Given exercise: Reproduce all the lines below exactly and omit the images.

## Start

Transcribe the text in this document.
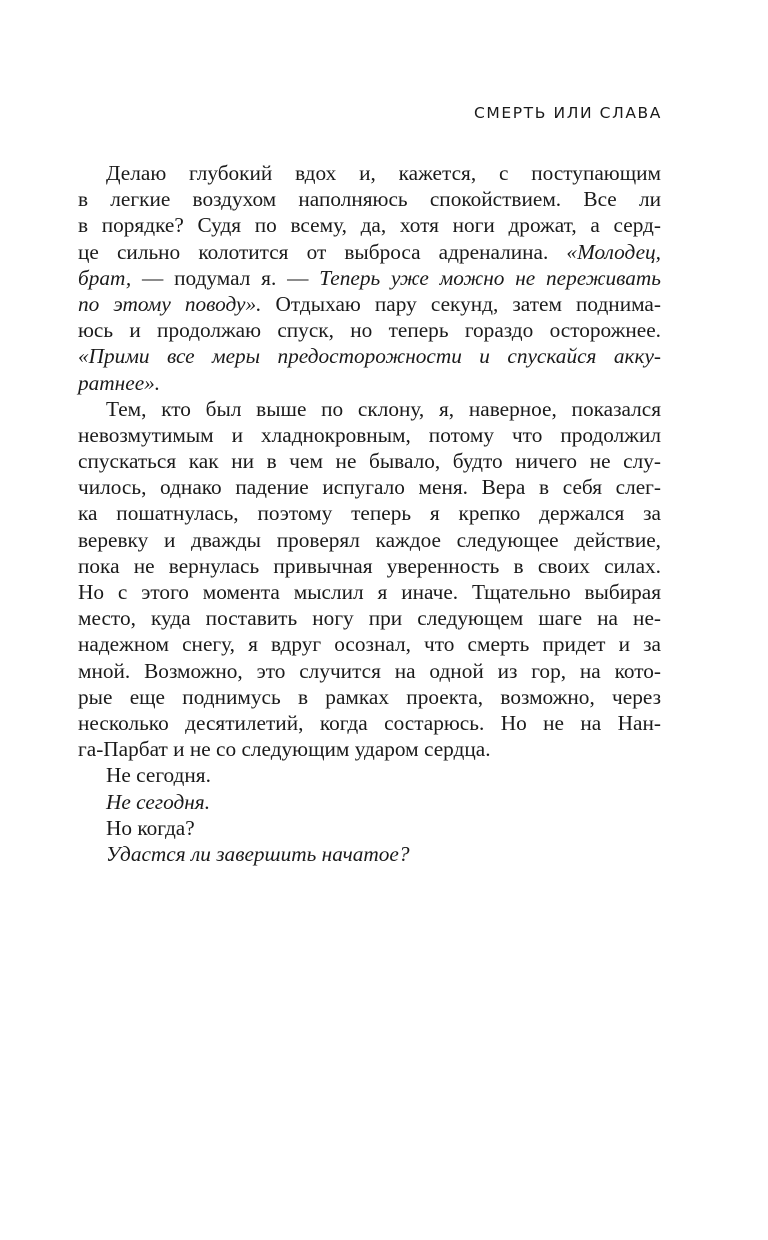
СМЕРТЬ ИЛИ СЛАВА
Делаю глубокий вдох и, кажется, с поступающим
в легкие воздухом наполняюсь спокойствием. Все ли
в порядке? Судя по всему, да, хотя ноги дрожат, а серд-
це сильно колотится от выброса адреналина. «Молодец,
брат, — подумал я. — Теперь уже можно не переживать
по этому поводу». Отдыхаю пару секунд, затем поднима-
юсь и продолжаю спуск, но теперь гораздо осторожнее.
«Прими все меры предосторожности и спускайся акку-
ратнее».
Тем, кто был выше по склону, я, наверное, показался
невозмутимым и хладнокровным, потому что продолжил
спускаться как ни в чем не бывало, будто ничего не слу-
чилось, однако падение испугало меня. Вера в себя слег-
ка пошатнулась, поэтому теперь я крепко держался за
веревку и дважды проверял каждое следующее действие,
пока не вернулась привычная уверенность в своих силах.
Но с этого момента мыслил я иначе. Тщательно выбирая
место, куда поставить ногу при следующем шаге на не-
надежном снегу, я вдруг осознал, что смерть придет и за
мной. Возможно, это случится на одной из гор, на кото-
рые еще поднимусь в рамках проекта, возможно, через
несколько десятилетий, когда состарюсь. Но не на Нан-
га-Парбат и не со следующим ударом сердца.
Не сегодня.
Не сегодня.
Но когда?
Удастся ли завершить начатое?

## End

Correct result:
Transcribe the text in this document.
СМЕРТЬ ИЛИ СЛАВА
Делаю глубокий вдох и, кажется, с поступающим
в легкие воздухом наполняюсь спокойствием. Все ли
в порядке? Судя по всему, да, хотя ноги дрожат, а серд-
це сильно колотится от выброса адреналина. «Молодец,
брат, — подумал я. — Теперь уже можно не переживать
по этому поводу». Отдыхаю пару секунд, затем поднима-
юсь и продолжаю спуск, но теперь гораздо осторожнее.
«Прими все меры предосторожности и спускайся акку-
ратнее».
Тем, кто был выше по склону, я, наверное, показался
невозмутимым и хладнокровным, потому что продолжил
спускаться как ни в чем не бывало, будто ничего не слу-
чилось, однако падение испугало меня. Вера в себя слег-
ка пошатнулась, поэтому теперь я крепко держался за
веревку и дважды проверял каждое следующее действие,
пока не вернулась привычная уверенность в своих силах.
Но с этого момента мыслил я иначе. Тщательно выбирая
место, куда поставить ногу при следующем шаге на не-
надежном снегу, я вдруг осознал, что смерть придет и за
мной. Возможно, это случится на одной из гор, на кото-
рые еще поднимусь в рамках проекта, возможно, через
несколько десятилетий, когда состарюсь. Но не на Нан-
га-Парбат и не со следующим ударом сердца.
Не сегодня.
Не сегодня.
Но когда?
Удастся ли завершить начатое?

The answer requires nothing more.